## AIM OF THE TASK
Count every line where "title" occurs. Give the total alone.

## EXERCISE MATERIALS
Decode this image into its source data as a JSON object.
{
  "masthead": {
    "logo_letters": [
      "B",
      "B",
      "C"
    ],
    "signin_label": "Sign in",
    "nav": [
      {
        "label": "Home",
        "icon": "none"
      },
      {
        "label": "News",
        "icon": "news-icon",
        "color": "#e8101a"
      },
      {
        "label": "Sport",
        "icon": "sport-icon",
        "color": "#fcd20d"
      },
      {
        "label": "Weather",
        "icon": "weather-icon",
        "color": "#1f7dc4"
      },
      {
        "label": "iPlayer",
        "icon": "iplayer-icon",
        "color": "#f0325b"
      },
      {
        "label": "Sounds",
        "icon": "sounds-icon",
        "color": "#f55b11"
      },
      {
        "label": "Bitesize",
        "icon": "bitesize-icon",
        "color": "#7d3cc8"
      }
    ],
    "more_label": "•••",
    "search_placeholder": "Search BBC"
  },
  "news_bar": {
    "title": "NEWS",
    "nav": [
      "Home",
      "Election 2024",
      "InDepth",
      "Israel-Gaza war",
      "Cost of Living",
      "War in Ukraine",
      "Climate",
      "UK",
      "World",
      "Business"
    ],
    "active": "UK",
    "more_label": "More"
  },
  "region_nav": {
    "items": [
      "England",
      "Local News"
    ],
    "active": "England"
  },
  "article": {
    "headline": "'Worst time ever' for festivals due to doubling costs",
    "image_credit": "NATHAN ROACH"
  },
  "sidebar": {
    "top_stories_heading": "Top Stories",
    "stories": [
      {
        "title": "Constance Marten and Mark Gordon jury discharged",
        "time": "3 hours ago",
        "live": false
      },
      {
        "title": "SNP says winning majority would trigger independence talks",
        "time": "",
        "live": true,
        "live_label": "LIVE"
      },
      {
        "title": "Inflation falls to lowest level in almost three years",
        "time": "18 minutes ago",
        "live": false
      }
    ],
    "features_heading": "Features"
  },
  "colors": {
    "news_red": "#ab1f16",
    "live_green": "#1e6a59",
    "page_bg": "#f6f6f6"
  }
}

## EXERCISE RESULT
4